Directions |
A. Retype the stretch of the essay on online shopping and community life from "But a more important" through "to a community.".
B. In the essay on online shopping and community life, which services does the writer name as the means people now use to communicate instead of phoning?
C. According to the essay on online shopping and community life, what was the title of Robert Putnam's 2000 best seller?

Text passage |
▬▬▬▬▬▬

A considerable amount of discussion has taken place since President Trump took an aggressive stance confronting Amazon as being "too huge."
But a more important question is how we as a society feel about the impact of the entire online tsunami on society overall.
The rapidly increasing trend to purchase items online has left in its wake decimated neighborhoods, shopping environments and shopping centers across America. Sure, there are many other factors affecting this trend besides on-line merchandising -- most notably real estate firms which have accelerated neighborhood declines by escalating rents -- but those factors combined have decimated downtown and suburban shopping areas and have had a major impact on our way of life. (Have you noticed the increasing proliferation of "FOR RENT" & "VACANT" signs?) This decline has brought a deterioration in places where people congregated, socialized, made friends and were greeted by a friendly face offering an intangible element of belonging to a community.
In 2000, Robert Putnam's best seller, "Bowling Alone," reflected on the gradual decline of social interaction which had previously defined and built our society. Initial homesteading communities pioneered our country. Together -- against forces of nature -- we gradually developed to become the leading economic nation as we spread across the country, while simultaneously retaining a sense of community.
We were a nation of joiners, sewing clubs, bridge, girl and boy scouts, church or other religious groups and bingo nights at the local community centers. All of these places offered an opportunity to get close to one another and bond with locals in your community. In the process, we developed friendships and a sense of togetherness. I can remember going to the local movie theatre on Saturday afternoon with my friends. I can remember belonging to a bowling league or attending a local dance where young people coupled up. These types of activities became part of our weekly or monthly routine.
In a world where our lives are now confined behind a screen and interaction with our neighbors seems to have become more irregular, we need to look at how companies like Amazon and other online services have impacted our communities.
As prescient as Putnam was, even he couldn't imagine America as a place where instead of going to the local hardware store or coffee shop on Main Street on Saturday morning, we're going into our Macbooks to online shop and watch Netflix. We now don't need to leave our homes to find our "significant other," shop, or go to our local movie theatre or even more importantly speak with friends on the phone. We can entertain ourselves behind screens; and, perhaps the thing most severely changing group dynamics is texting rather than picking up the phone and having a conversation or communicating, if you call it that, through Snapchat, Twitter, Instagram, Facebook, Pinterest – you name it.

▬▬▬▬▬▬

Extracted material |
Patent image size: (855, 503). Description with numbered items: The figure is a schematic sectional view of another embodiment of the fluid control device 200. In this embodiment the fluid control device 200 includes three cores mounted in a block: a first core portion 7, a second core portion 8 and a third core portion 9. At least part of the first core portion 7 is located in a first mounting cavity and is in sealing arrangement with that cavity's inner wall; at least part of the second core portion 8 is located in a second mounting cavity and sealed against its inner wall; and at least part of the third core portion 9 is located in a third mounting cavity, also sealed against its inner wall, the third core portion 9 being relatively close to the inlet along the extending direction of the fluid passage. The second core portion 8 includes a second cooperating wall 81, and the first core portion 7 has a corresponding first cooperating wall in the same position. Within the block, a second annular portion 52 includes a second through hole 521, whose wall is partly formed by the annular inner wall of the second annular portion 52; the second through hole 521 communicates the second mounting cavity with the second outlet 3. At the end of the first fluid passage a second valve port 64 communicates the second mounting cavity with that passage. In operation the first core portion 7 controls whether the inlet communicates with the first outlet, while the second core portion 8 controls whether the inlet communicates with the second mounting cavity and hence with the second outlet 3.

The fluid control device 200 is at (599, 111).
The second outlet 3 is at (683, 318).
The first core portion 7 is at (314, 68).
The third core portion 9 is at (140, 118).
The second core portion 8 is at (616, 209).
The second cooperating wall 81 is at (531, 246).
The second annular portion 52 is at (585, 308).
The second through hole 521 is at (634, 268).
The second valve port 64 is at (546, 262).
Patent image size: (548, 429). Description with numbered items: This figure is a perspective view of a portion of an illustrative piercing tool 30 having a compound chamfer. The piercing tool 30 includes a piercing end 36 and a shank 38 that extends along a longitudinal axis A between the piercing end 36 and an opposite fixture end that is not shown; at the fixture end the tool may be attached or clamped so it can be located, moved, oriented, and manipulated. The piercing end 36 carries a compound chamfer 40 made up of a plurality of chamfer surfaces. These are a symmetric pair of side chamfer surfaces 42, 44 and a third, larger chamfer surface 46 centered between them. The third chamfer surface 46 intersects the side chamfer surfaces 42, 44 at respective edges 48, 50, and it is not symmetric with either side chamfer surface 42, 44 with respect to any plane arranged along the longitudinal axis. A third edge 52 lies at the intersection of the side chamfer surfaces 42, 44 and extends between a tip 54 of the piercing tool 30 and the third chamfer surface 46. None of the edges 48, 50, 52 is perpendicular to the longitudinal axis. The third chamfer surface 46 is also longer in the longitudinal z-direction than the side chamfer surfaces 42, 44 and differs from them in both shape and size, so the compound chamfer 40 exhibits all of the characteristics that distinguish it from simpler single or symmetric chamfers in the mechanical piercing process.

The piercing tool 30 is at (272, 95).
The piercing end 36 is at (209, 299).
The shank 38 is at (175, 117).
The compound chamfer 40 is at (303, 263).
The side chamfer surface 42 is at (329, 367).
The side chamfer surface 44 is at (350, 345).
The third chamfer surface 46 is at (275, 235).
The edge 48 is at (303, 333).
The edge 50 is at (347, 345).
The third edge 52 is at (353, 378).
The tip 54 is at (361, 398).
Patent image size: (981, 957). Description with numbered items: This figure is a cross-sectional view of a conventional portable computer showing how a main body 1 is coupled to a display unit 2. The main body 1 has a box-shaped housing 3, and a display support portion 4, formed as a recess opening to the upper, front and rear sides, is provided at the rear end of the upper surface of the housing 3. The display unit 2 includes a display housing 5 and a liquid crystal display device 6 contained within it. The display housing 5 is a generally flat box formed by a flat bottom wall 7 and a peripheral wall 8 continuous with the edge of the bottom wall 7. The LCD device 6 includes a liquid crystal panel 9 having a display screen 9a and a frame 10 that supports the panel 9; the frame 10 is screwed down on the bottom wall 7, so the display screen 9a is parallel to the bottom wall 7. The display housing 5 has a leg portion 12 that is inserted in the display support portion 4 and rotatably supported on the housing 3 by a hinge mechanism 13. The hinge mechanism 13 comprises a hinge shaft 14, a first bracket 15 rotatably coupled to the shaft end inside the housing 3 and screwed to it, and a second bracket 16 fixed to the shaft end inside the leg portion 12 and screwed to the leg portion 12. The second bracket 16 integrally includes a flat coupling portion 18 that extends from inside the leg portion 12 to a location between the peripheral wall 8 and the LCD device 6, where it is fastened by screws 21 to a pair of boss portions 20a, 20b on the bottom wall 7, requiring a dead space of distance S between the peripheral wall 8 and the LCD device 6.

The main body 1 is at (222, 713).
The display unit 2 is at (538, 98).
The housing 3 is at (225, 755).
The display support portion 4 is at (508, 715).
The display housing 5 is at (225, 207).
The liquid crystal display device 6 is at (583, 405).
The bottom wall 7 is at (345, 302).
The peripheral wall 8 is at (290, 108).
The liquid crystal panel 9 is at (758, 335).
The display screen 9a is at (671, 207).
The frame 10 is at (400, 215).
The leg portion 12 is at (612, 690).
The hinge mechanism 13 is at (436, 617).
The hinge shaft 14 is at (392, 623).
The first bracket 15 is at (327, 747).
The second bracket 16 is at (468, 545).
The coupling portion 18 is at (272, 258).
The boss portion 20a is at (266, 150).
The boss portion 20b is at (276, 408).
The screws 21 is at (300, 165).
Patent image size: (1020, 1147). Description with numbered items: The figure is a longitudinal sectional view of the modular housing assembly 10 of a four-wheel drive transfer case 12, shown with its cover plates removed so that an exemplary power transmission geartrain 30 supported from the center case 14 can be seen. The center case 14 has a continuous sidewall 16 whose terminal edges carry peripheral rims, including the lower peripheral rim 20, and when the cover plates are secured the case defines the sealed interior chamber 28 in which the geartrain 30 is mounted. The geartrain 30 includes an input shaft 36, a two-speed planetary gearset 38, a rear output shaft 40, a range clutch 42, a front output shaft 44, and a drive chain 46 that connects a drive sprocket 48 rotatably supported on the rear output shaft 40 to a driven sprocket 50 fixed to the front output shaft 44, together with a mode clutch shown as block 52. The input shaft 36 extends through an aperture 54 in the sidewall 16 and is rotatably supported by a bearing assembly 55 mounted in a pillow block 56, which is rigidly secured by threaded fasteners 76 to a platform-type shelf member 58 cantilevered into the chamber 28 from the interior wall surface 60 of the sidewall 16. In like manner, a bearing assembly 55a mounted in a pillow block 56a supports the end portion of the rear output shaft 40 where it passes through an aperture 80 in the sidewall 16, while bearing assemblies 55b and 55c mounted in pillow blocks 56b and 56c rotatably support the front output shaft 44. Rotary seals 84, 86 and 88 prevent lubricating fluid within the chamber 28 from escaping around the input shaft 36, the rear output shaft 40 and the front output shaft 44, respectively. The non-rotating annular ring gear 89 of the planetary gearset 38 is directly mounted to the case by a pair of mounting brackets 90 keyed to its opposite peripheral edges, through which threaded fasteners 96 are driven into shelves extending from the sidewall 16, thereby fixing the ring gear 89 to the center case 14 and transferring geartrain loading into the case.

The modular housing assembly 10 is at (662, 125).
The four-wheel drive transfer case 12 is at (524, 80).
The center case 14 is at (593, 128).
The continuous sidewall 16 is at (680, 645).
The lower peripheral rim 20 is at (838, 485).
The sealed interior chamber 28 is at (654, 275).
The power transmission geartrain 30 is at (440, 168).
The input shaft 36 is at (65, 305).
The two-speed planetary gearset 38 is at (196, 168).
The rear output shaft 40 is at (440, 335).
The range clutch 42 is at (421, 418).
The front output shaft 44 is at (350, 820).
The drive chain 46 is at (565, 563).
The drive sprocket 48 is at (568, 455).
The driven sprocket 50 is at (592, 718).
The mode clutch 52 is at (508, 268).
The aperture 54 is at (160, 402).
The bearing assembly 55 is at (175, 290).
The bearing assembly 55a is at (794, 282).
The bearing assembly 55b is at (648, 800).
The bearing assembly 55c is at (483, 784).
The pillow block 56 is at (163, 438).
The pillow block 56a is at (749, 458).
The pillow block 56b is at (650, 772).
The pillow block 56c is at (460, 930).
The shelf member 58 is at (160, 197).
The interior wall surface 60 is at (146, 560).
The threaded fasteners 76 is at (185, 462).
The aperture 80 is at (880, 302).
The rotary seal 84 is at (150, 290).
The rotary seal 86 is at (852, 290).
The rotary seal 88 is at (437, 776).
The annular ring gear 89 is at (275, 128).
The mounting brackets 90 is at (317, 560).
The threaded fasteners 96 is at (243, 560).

▬▬▬▬▬▬

Per-task answers |
A.
But a more important question is how we as a society feel about the impact of the entire online tsunami on society overall.
The rapidly increasing trend to purchase items online has left in its wake decimated neighborhoods, shopping environments and shopping centers across America. Sure, there are many other factors affecting this trend besides on-line merchandising -- most notably real estate firms which have accelerated neighborhood declines by escalating rents -- but those factors combined have decimated downtown and suburban shopping areas and have had a major impact on our way of life. (Have you noticed the increasing proliferation of "FOR RENT" & "VACANT" signs?) This decline has brought a deterioration in places where people congregated, socialized, made friends and were greeted by a friendly face offering an intangible element of belonging to a community.

B. Snapchat, Twitter, Instagram, Facebook, Pinterest

C. "Bowling Alone"